# Problem to solve
Copy each line of the data below with the word "this".

Dataset entries
╭──

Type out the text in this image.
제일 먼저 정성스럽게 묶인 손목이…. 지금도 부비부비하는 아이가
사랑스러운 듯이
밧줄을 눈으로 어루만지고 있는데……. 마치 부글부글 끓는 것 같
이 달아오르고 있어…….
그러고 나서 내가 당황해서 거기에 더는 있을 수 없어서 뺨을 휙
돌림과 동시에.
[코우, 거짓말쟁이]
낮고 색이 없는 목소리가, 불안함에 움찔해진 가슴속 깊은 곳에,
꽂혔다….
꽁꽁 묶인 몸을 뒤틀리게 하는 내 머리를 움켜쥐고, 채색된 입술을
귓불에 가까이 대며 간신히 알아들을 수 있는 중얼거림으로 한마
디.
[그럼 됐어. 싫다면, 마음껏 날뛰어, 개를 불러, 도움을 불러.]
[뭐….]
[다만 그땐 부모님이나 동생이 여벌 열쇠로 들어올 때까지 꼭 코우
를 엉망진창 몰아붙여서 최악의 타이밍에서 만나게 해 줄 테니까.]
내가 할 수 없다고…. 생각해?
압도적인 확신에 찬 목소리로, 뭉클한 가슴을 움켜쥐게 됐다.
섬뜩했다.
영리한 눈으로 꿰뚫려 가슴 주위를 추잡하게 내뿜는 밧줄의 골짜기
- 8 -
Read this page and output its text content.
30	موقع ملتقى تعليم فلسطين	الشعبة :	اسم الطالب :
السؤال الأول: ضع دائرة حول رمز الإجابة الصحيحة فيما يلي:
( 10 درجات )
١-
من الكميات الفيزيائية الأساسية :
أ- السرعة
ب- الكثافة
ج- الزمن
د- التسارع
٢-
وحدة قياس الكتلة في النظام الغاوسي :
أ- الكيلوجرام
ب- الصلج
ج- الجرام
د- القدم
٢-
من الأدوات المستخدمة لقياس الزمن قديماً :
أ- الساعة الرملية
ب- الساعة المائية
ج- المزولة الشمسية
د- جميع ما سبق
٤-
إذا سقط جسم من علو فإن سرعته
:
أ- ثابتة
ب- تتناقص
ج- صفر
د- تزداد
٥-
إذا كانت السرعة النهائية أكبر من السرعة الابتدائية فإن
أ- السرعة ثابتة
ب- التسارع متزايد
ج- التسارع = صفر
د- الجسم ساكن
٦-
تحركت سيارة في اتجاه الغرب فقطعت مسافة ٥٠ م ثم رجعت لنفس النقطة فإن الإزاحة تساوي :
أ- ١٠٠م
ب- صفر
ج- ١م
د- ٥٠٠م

╰──

# The response
Type out the text in this image.
Read this page and output its text content.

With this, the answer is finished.